[Data section]
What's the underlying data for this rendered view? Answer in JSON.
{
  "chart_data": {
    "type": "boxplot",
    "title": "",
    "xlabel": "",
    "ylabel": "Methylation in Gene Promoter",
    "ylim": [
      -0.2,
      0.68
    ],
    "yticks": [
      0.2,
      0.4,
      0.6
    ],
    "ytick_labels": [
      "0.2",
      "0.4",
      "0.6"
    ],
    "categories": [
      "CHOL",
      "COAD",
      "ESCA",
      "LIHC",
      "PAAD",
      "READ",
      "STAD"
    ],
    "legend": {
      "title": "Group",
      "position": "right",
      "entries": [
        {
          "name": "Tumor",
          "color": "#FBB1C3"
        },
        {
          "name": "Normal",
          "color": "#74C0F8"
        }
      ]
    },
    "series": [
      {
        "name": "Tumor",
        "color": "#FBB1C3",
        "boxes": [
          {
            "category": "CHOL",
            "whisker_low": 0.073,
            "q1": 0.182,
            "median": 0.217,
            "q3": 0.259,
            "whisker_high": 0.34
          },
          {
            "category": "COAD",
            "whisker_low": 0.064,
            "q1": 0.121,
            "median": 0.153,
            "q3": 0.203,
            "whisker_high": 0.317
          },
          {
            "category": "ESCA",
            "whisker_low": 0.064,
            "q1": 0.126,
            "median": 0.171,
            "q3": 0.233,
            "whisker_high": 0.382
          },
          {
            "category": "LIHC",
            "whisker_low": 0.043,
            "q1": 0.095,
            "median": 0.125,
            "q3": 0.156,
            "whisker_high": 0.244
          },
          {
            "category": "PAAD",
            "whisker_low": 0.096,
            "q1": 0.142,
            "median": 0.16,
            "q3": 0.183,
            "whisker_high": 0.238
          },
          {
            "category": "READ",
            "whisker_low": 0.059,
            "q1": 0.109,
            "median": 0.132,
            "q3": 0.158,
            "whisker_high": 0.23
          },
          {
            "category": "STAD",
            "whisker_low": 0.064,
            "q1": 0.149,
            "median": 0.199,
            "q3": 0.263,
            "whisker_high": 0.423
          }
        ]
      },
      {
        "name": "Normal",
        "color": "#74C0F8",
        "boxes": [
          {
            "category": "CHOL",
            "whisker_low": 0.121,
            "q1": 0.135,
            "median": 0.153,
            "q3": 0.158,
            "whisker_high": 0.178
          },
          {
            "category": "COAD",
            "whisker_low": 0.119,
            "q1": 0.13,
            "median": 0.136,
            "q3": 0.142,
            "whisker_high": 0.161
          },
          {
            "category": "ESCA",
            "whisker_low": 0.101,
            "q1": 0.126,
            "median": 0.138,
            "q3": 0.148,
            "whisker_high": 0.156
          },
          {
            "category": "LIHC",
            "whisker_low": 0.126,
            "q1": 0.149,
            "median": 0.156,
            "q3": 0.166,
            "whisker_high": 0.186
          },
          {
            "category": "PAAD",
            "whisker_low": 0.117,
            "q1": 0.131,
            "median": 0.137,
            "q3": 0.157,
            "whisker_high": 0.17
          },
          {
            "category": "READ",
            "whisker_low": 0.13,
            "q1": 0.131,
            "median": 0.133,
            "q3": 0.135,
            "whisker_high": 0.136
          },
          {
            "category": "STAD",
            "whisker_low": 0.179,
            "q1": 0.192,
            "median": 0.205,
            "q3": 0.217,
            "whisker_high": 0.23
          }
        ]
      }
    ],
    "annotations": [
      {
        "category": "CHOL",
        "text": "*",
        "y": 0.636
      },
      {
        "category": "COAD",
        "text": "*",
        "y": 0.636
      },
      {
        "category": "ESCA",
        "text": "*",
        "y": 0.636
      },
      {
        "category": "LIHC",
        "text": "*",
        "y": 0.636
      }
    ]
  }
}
[/Data section]
§ Exercise directions: Could you write out all the data exactly as it is given?

§ Answer box:
What's the underlying data for this rendered view? Answer in JSON.
{
  "chart_data": {
    "type": "boxplot",
    "title": "",
    "xlabel": "",
    "ylabel": "Methylation in Gene Promoter",
    "ylim": [
      -0.2,
      0.68
    ],
    "yticks": [
      0.2,
      0.4,
      0.6
    ],
    "ytick_labels": [
      "0.2",
      "0.4",
      "0.6"
    ],
    "categories": [
      "CHOL",
      "COAD",
      "ESCA",
      "LIHC",
      "PAAD",
      "READ",
      "STAD"
    ],
    "legend": {
      "title": "Group",
      "position": "right",
      "entries": [
        {
          "name": "Tumor",
          "color": "#FBB1C3"
        },
        {
          "name": "Normal",
          "color": "#74C0F8"
        }
      ]
    },
    "series": [
      {
        "name": "Tumor",
        "color": "#FBB1C3",
        "boxes": [
          {
            "category": "CHOL",
            "whisker_low": 0.073,
            "q1": 0.182,
            "median": 0.217,
            "q3": 0.259,
            "whisker_high": 0.34
          },
          {
            "category": "COAD",
            "whisker_low": 0.064,
            "q1": 0.121,
            "median": 0.153,
            "q3": 0.203,
            "whisker_high": 0.317
          },
          {
            "category": "ESCA",
            "whisker_low": 0.064,
            "q1": 0.126,
            "median": 0.171,
            "q3": 0.233,
            "whisker_high": 0.382
          },
          {
            "category": "LIHC",
            "whisker_low": 0.043,
            "q1": 0.095,
            "median": 0.125,
            "q3": 0.156,
            "whisker_high": 0.244
          },
          {
            "category": "PAAD",
            "whisker_low": 0.096,
            "q1": 0.142,
            "median": 0.16,
            "q3": 0.183,
            "whisker_high": 0.238
          },
          {
            "category": "READ",
            "whisker_low": 0.059,
            "q1": 0.109,
            "median": 0.132,
            "q3": 0.158,
            "whisker_high": 0.23
          },
          {
            "category": "STAD",
            "whisker_low": 0.064,
            "q1": 0.149,
            "median": 0.199,
            "q3": 0.263,
            "whisker_high": 0.423
          }
        ]
      },
      {
        "name": "Normal",
        "color": "#74C0F8",
        "boxes": [
          {
            "category": "CHOL",
            "whisker_low": 0.121,
            "q1": 0.135,
            "median": 0.153,
            "q3": 0.158,
            "whisker_high": 0.178
          },
          {
            "category": "COAD",
            "whisker_low": 0.119,
            "q1": 0.13,
            "median": 0.136,
            "q3": 0.142,
            "whisker_high": 0.161
          },
          {
            "category": "ESCA",
            "whisker_low": 0.101,
            "q1": 0.126,
            "median": 0.138,
            "q3": 0.148,
            "whisker_high": 0.156
          },
          {
            "category": "LIHC",
            "whisker_low": 0.126,
            "q1": 0.149,
            "median": 0.156,
            "q3": 0.166,
            "whisker_high": 0.186
          },
          {
            "category": "PAAD",
            "whisker_low": 0.117,
            "q1": 0.131,
            "median": 0.137,
            "q3": 0.157,
            "whisker_high": 0.17
          },
          {
            "category": "READ",
            "whisker_low": 0.13,
            "q1": 0.131,
            "median": 0.133,
            "q3": 0.135,
            "whisker_high": 0.136
          },
          {
            "category": "STAD",
            "whisker_low": 0.179,
            "q1": 0.192,
            "median": 0.205,
            "q3": 0.217,
            "whisker_high": 0.23
          }
        ]
      }
    ],
    "annotations": [
      {
        "category": "CHOL",
        "text": "*",
        "y": 0.636
      },
      {
        "category": "COAD",
        "text": "*",
        "y": 0.636
      },
      {
        "category": "ESCA",
        "text": "*",
        "y": 0.636
      },
      {
        "category": "LIHC",
        "text": "*",
        "y": 0.636
      }
    ]
  }
}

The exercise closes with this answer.